> **Information shown**
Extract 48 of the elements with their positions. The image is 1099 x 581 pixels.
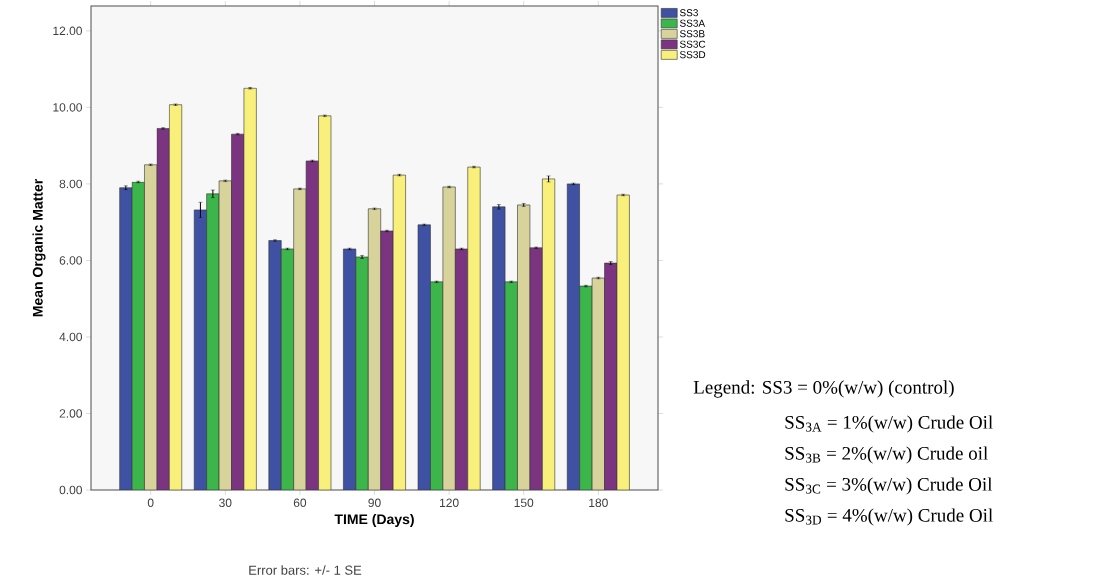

...

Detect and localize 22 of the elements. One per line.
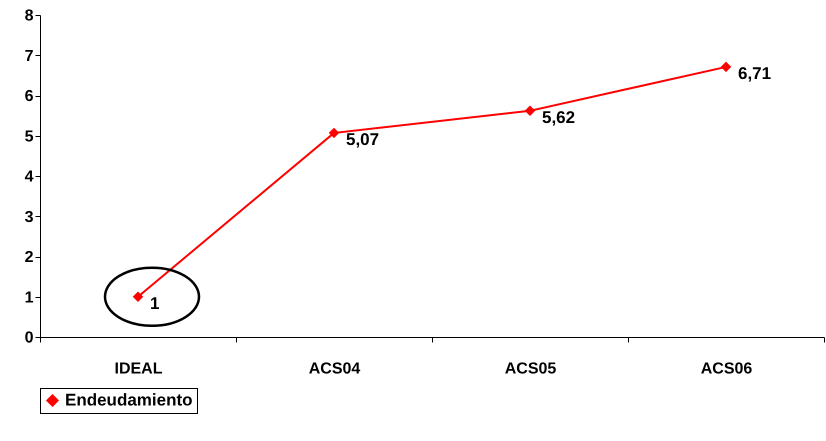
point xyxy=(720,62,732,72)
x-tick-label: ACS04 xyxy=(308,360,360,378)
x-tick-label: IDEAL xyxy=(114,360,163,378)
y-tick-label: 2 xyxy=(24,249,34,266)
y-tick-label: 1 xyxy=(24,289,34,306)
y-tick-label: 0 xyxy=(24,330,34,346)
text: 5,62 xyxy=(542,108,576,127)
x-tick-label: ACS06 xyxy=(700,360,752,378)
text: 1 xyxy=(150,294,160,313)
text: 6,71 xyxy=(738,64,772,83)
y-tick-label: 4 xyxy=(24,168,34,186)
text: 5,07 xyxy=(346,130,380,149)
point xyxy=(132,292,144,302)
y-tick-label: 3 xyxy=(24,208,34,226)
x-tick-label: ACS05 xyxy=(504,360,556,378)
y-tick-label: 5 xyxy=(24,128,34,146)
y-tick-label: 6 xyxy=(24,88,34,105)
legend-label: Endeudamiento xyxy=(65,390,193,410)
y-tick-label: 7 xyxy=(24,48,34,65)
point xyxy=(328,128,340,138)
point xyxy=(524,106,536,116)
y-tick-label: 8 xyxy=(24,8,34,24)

* * *

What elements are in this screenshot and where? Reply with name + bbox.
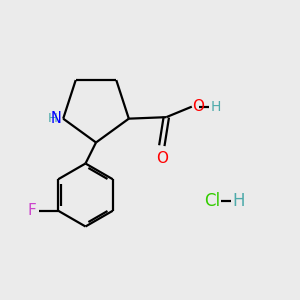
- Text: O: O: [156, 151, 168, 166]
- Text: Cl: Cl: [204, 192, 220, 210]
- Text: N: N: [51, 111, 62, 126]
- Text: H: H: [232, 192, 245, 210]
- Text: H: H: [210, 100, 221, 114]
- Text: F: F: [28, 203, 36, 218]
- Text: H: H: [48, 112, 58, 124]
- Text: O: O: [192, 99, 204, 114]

> **Short task**
Reproduce the listing from the line with "What elements are" up to and including the line with "- Text: H: H: [48, 112, 58, 124]", swapping "screenshot" for "image" and changing nothing else. Omit the pictures.

> **Correct result**
What elements are in this image and where? Reply with name + bbox.
- Text: O: O: [156, 151, 168, 166]
- Text: Cl: Cl: [204, 192, 220, 210]
- Text: N: N: [51, 111, 62, 126]
- Text: H: H: [232, 192, 245, 210]
- Text: H: H: [210, 100, 221, 114]
- Text: F: F: [28, 203, 36, 218]
- Text: H: H: [48, 112, 58, 124]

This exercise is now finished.